▶ [BRIEF] Below are entries to be transcribed exactly; exclude the pictures from the copy.

— start of INPUT DATA —

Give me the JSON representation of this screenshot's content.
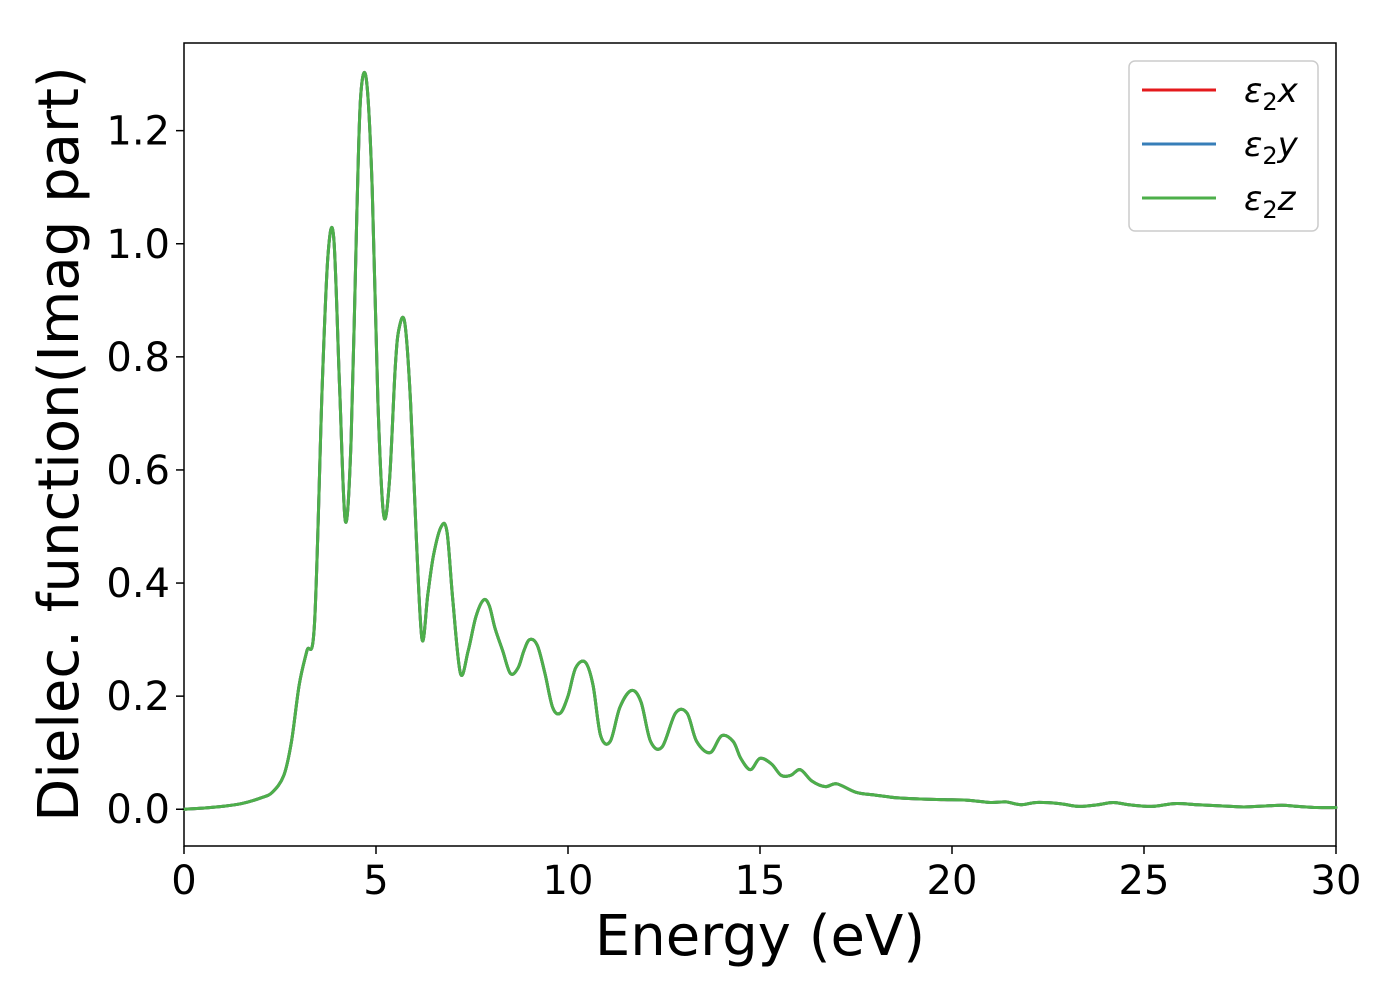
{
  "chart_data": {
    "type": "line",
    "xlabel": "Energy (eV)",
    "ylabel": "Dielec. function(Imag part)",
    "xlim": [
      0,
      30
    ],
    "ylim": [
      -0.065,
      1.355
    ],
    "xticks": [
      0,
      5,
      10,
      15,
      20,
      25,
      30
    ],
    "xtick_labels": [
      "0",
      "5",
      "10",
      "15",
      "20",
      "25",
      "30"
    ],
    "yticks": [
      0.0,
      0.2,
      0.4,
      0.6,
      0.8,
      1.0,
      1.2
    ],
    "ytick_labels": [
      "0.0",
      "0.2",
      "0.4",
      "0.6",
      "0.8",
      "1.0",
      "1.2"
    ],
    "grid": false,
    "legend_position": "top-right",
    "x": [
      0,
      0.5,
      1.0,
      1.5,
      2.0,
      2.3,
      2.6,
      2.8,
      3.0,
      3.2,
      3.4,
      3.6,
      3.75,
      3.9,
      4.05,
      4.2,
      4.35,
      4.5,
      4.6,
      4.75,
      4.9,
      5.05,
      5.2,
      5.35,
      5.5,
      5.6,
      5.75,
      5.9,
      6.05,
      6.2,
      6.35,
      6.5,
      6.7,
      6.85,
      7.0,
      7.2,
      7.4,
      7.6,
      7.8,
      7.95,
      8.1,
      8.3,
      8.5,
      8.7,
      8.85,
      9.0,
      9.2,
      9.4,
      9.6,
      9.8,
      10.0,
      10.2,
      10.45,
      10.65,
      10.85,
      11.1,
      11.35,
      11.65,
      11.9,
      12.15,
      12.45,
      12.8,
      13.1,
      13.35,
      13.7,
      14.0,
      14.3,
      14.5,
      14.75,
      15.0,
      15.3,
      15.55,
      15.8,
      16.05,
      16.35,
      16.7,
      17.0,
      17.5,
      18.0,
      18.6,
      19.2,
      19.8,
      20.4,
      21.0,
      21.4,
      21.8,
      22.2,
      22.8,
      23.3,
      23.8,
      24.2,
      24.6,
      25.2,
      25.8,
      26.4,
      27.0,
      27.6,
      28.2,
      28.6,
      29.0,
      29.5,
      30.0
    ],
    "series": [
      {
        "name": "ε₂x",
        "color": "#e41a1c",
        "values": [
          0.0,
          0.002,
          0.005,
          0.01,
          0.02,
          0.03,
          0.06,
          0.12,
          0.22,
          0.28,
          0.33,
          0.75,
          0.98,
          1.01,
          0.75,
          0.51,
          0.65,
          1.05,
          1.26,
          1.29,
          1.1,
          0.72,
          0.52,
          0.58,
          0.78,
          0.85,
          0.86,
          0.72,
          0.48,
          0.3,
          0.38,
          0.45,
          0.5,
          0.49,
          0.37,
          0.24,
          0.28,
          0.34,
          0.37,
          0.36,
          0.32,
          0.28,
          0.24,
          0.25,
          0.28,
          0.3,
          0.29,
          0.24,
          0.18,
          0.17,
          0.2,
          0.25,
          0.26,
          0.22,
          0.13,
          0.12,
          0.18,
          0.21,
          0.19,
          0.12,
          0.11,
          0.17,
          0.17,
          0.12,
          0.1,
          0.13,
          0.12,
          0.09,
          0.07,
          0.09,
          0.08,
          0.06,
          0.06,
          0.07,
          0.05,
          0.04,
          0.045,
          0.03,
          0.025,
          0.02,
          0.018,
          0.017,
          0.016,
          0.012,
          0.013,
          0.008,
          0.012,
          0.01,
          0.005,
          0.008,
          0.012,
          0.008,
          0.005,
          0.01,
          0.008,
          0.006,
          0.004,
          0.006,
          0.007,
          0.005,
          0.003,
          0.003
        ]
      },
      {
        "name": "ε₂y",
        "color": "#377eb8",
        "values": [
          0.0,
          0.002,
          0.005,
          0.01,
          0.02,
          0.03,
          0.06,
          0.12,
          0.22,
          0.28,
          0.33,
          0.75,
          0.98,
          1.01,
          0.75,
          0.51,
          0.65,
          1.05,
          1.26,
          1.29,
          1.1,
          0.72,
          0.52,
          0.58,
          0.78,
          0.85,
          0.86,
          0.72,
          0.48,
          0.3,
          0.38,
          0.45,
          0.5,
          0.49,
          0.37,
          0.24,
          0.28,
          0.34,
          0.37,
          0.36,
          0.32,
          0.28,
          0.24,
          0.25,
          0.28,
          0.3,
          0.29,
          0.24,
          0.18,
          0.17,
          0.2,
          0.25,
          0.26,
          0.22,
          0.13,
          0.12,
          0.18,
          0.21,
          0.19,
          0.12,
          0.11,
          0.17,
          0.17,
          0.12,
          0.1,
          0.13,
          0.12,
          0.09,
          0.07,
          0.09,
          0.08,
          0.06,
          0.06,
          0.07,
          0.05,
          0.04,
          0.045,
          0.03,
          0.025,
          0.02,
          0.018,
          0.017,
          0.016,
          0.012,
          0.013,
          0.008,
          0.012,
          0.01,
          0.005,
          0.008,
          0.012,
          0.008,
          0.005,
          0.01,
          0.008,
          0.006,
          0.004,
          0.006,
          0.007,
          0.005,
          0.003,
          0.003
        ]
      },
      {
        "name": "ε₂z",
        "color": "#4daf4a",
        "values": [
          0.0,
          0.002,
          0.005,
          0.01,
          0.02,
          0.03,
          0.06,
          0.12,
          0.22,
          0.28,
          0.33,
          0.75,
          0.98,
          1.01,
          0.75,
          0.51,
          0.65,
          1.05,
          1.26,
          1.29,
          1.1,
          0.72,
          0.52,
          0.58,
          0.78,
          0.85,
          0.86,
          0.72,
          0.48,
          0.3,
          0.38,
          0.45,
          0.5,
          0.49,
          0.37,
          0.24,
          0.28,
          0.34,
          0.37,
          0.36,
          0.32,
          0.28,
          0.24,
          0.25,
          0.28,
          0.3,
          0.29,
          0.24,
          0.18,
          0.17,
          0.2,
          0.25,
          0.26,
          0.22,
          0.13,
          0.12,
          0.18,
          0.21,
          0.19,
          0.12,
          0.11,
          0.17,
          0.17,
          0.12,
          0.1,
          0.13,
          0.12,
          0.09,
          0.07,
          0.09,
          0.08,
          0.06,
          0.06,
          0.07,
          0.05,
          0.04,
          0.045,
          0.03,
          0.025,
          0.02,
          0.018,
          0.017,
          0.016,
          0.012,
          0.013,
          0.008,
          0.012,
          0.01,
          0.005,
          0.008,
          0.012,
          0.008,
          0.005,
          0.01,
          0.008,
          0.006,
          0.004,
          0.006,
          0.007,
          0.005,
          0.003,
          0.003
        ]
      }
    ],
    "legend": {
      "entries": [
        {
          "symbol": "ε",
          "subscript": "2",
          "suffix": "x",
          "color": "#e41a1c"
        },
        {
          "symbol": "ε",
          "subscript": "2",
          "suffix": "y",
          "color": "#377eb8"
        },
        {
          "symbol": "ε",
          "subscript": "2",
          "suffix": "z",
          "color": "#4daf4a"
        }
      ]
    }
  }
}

— end of INPUT DATA —

▶ [WORKED ANSWER]
Give me the JSON representation of this screenshot's content.
{
  "chart_data": {
    "type": "line",
    "xlabel": "Energy (eV)",
    "ylabel": "Dielec. function(Imag part)",
    "xlim": [
      0,
      30
    ],
    "ylim": [
      -0.065,
      1.355
    ],
    "xticks": [
      0,
      5,
      10,
      15,
      20,
      25,
      30
    ],
    "xtick_labels": [
      "0",
      "5",
      "10",
      "15",
      "20",
      "25",
      "30"
    ],
    "yticks": [
      0.0,
      0.2,
      0.4,
      0.6,
      0.8,
      1.0,
      1.2
    ],
    "ytick_labels": [
      "0.0",
      "0.2",
      "0.4",
      "0.6",
      "0.8",
      "1.0",
      "1.2"
    ],
    "grid": false,
    "legend_position": "top-right",
    "x": [
      0,
      0.5,
      1.0,
      1.5,
      2.0,
      2.3,
      2.6,
      2.8,
      3.0,
      3.2,
      3.4,
      3.6,
      3.75,
      3.9,
      4.05,
      4.2,
      4.35,
      4.5,
      4.6,
      4.75,
      4.9,
      5.05,
      5.2,
      5.35,
      5.5,
      5.6,
      5.75,
      5.9,
      6.05,
      6.2,
      6.35,
      6.5,
      6.7,
      6.85,
      7.0,
      7.2,
      7.4,
      7.6,
      7.8,
      7.95,
      8.1,
      8.3,
      8.5,
      8.7,
      8.85,
      9.0,
      9.2,
      9.4,
      9.6,
      9.8,
      10.0,
      10.2,
      10.45,
      10.65,
      10.85,
      11.1,
      11.35,
      11.65,
      11.9,
      12.15,
      12.45,
      12.8,
      13.1,
      13.35,
      13.7,
      14.0,
      14.3,
      14.5,
      14.75,
      15.0,
      15.3,
      15.55,
      15.8,
      16.05,
      16.35,
      16.7,
      17.0,
      17.5,
      18.0,
      18.6,
      19.2,
      19.8,
      20.4,
      21.0,
      21.4,
      21.8,
      22.2,
      22.8,
      23.3,
      23.8,
      24.2,
      24.6,
      25.2,
      25.8,
      26.4,
      27.0,
      27.6,
      28.2,
      28.6,
      29.0,
      29.5,
      30.0
    ],
    "series": [
      {
        "name": "ε₂x",
        "color": "#e41a1c",
        "values": [
          0.0,
          0.002,
          0.005,
          0.01,
          0.02,
          0.03,
          0.06,
          0.12,
          0.22,
          0.28,
          0.33,
          0.75,
          0.98,
          1.01,
          0.75,
          0.51,
          0.65,
          1.05,
          1.26,
          1.29,
          1.1,
          0.72,
          0.52,
          0.58,
          0.78,
          0.85,
          0.86,
          0.72,
          0.48,
          0.3,
          0.38,
          0.45,
          0.5,
          0.49,
          0.37,
          0.24,
          0.28,
          0.34,
          0.37,
          0.36,
          0.32,
          0.28,
          0.24,
          0.25,
          0.28,
          0.3,
          0.29,
          0.24,
          0.18,
          0.17,
          0.2,
          0.25,
          0.26,
          0.22,
          0.13,
          0.12,
          0.18,
          0.21,
          0.19,
          0.12,
          0.11,
          0.17,
          0.17,
          0.12,
          0.1,
          0.13,
          0.12,
          0.09,
          0.07,
          0.09,
          0.08,
          0.06,
          0.06,
          0.07,
          0.05,
          0.04,
          0.045,
          0.03,
          0.025,
          0.02,
          0.018,
          0.017,
          0.016,
          0.012,
          0.013,
          0.008,
          0.012,
          0.01,
          0.005,
          0.008,
          0.012,
          0.008,
          0.005,
          0.01,
          0.008,
          0.006,
          0.004,
          0.006,
          0.007,
          0.005,
          0.003,
          0.003
        ]
      },
      {
        "name": "ε₂y",
        "color": "#377eb8",
        "values": [
          0.0,
          0.002,
          0.005,
          0.01,
          0.02,
          0.03,
          0.06,
          0.12,
          0.22,
          0.28,
          0.33,
          0.75,
          0.98,
          1.01,
          0.75,
          0.51,
          0.65,
          1.05,
          1.26,
          1.29,
          1.1,
          0.72,
          0.52,
          0.58,
          0.78,
          0.85,
          0.86,
          0.72,
          0.48,
          0.3,
          0.38,
          0.45,
          0.5,
          0.49,
          0.37,
          0.24,
          0.28,
          0.34,
          0.37,
          0.36,
          0.32,
          0.28,
          0.24,
          0.25,
          0.28,
          0.3,
          0.29,
          0.24,
          0.18,
          0.17,
          0.2,
          0.25,
          0.26,
          0.22,
          0.13,
          0.12,
          0.18,
          0.21,
          0.19,
          0.12,
          0.11,
          0.17,
          0.17,
          0.12,
          0.1,
          0.13,
          0.12,
          0.09,
          0.07,
          0.09,
          0.08,
          0.06,
          0.06,
          0.07,
          0.05,
          0.04,
          0.045,
          0.03,
          0.025,
          0.02,
          0.018,
          0.017,
          0.016,
          0.012,
          0.013,
          0.008,
          0.012,
          0.01,
          0.005,
          0.008,
          0.012,
          0.008,
          0.005,
          0.01,
          0.008,
          0.006,
          0.004,
          0.006,
          0.007,
          0.005,
          0.003,
          0.003
        ]
      },
      {
        "name": "ε₂z",
        "color": "#4daf4a",
        "values": [
          0.0,
          0.002,
          0.005,
          0.01,
          0.02,
          0.03,
          0.06,
          0.12,
          0.22,
          0.28,
          0.33,
          0.75,
          0.98,
          1.01,
          0.75,
          0.51,
          0.65,
          1.05,
          1.26,
          1.29,
          1.1,
          0.72,
          0.52,
          0.58,
          0.78,
          0.85,
          0.86,
          0.72,
          0.48,
          0.3,
          0.38,
          0.45,
          0.5,
          0.49,
          0.37,
          0.24,
          0.28,
          0.34,
          0.37,
          0.36,
          0.32,
          0.28,
          0.24,
          0.25,
          0.28,
          0.3,
          0.29,
          0.24,
          0.18,
          0.17,
          0.2,
          0.25,
          0.26,
          0.22,
          0.13,
          0.12,
          0.18,
          0.21,
          0.19,
          0.12,
          0.11,
          0.17,
          0.17,
          0.12,
          0.1,
          0.13,
          0.12,
          0.09,
          0.07,
          0.09,
          0.08,
          0.06,
          0.06,
          0.07,
          0.05,
          0.04,
          0.045,
          0.03,
          0.025,
          0.02,
          0.018,
          0.017,
          0.016,
          0.012,
          0.013,
          0.008,
          0.012,
          0.01,
          0.005,
          0.008,
          0.012,
          0.008,
          0.005,
          0.01,
          0.008,
          0.006,
          0.004,
          0.006,
          0.007,
          0.005,
          0.003,
          0.003
        ]
      }
    ],
    "legend": {
      "entries": [
        {
          "symbol": "ε",
          "subscript": "2",
          "suffix": "x",
          "color": "#e41a1c"
        },
        {
          "symbol": "ε",
          "subscript": "2",
          "suffix": "y",
          "color": "#377eb8"
        },
        {
          "symbol": "ε",
          "subscript": "2",
          "suffix": "z",
          "color": "#4daf4a"
        }
      ]
    }
  }
}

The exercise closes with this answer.